_SOURCE DATA_
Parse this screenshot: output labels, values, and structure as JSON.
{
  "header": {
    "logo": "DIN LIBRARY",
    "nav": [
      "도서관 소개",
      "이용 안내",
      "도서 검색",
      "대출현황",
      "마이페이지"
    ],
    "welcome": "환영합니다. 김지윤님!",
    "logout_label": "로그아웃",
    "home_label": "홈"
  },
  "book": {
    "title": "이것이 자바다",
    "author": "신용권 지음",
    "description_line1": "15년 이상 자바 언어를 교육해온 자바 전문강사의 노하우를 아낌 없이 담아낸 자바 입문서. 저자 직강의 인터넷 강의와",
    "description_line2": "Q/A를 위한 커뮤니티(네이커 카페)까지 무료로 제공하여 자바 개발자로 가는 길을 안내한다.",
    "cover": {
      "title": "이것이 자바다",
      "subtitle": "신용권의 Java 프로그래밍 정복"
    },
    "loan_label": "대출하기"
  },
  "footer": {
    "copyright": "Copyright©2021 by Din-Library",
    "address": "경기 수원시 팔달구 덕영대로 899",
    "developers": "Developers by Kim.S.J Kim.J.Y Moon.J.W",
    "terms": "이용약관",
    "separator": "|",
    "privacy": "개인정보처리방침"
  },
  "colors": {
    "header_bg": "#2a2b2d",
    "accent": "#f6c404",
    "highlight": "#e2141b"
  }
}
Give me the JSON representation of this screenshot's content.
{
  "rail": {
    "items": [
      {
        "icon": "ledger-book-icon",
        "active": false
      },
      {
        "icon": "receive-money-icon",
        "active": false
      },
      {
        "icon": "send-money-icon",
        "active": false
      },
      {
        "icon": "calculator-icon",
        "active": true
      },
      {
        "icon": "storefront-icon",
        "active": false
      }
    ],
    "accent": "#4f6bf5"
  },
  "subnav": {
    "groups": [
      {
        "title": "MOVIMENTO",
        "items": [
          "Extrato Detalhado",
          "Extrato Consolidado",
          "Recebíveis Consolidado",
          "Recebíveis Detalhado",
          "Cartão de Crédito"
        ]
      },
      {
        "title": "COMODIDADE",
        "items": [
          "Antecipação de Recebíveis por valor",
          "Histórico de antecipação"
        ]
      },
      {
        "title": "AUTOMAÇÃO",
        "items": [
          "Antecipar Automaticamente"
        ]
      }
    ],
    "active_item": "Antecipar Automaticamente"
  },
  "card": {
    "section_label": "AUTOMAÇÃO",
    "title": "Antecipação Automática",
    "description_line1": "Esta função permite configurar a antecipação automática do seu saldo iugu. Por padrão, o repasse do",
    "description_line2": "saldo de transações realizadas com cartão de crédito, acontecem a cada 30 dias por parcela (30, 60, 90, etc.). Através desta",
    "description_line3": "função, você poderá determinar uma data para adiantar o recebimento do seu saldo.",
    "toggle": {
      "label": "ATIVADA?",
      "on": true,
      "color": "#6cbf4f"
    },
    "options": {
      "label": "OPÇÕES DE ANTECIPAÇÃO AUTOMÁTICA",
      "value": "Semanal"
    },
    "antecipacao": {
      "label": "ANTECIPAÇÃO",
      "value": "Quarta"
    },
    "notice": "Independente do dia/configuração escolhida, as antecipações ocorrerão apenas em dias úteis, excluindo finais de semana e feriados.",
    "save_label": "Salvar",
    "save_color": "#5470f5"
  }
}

_THE PROBLEM_
Using the listing above, please repeat every entry exactly.

_TASK SOLUTION_
Parse this screenshot: output labels, values, and structure as JSON.
{
  "header": {
    "logo": "DIN LIBRARY",
    "nav": [
      "도서관 소개",
      "이용 안내",
      "도서 검색",
      "대출현황",
      "마이페이지"
    ],
    "welcome": "환영합니다. 김지윤님!",
    "logout_label": "로그아웃",
    "home_label": "홈"
  },
  "book": {
    "title": "이것이 자바다",
    "author": "신용권 지음",
    "description_line1": "15년 이상 자바 언어를 교육해온 자바 전문강사의 노하우를 아낌 없이 담아낸 자바 입문서. 저자 직강의 인터넷 강의와",
    "description_line2": "Q/A를 위한 커뮤니티(네이커 카페)까지 무료로 제공하여 자바 개발자로 가는 길을 안내한다.",
    "cover": {
      "title": "이것이 자바다",
      "subtitle": "신용권의 Java 프로그래밍 정복"
    },
    "loan_label": "대출하기"
  },
  "footer": {
    "copyright": "Copyright©2021 by Din-Library",
    "address": "경기 수원시 팔달구 덕영대로 899",
    "developers": "Developers by Kim.S.J Kim.J.Y Moon.J.W",
    "terms": "이용약관",
    "separator": "|",
    "privacy": "개인정보처리방침"
  },
  "colors": {
    "header_bg": "#2a2b2d",
    "accent": "#f6c404",
    "highlight": "#e2141b"
  }
}
Give me the JSON representation of this screenshot's content.
{
  "rail": {
    "items": [
      {
        "icon": "ledger-book-icon",
        "active": false
      },
      {
        "icon": "receive-money-icon",
        "active": false
      },
      {
        "icon": "send-money-icon",
        "active": false
      },
      {
        "icon": "calculator-icon",
        "active": true
      },
      {
        "icon": "storefront-icon",
        "active": false
      }
    ],
    "accent": "#4f6bf5"
  },
  "subnav": {
    "groups": [
      {
        "title": "MOVIMENTO",
        "items": [
          "Extrato Detalhado",
          "Extrato Consolidado",
          "Recebíveis Consolidado",
          "Recebíveis Detalhado",
          "Cartão de Crédito"
        ]
      },
      {
        "title": "COMODIDADE",
        "items": [
          "Antecipação de Recebíveis por valor",
          "Histórico de antecipação"
        ]
      },
      {
        "title": "AUTOMAÇÃO",
        "items": [
          "Antecipar Automaticamente"
        ]
      }
    ],
    "active_item": "Antecipar Automaticamente"
  },
  "card": {
    "section_label": "AUTOMAÇÃO",
    "title": "Antecipação Automática",
    "description_line1": "Esta função permite configurar a antecipação automática do seu saldo iugu. Por padrão, o repasse do",
    "description_line2": "saldo de transações realizadas com cartão de crédito, acontecem a cada 30 dias por parcela (30, 60, 90, etc.). Através desta",
    "description_line3": "função, você poderá determinar uma data para adiantar o recebimento do seu saldo.",
    "toggle": {
      "label": "ATIVADA?",
      "on": true,
      "color": "#6cbf4f"
    },
    "options": {
      "label": "OPÇÕES DE ANTECIPAÇÃO AUTOMÁTICA",
      "value": "Semanal"
    },
    "antecipacao": {
      "label": "ANTECIPAÇÃO",
      "value": "Quarta"
    },
    "notice": "Independente do dia/configuração escolhida, as antecipações ocorrerão apenas em dias úteis, excluindo finais de semana e feriados.",
    "save_label": "Salvar",
    "save_color": "#5470f5"
  }
}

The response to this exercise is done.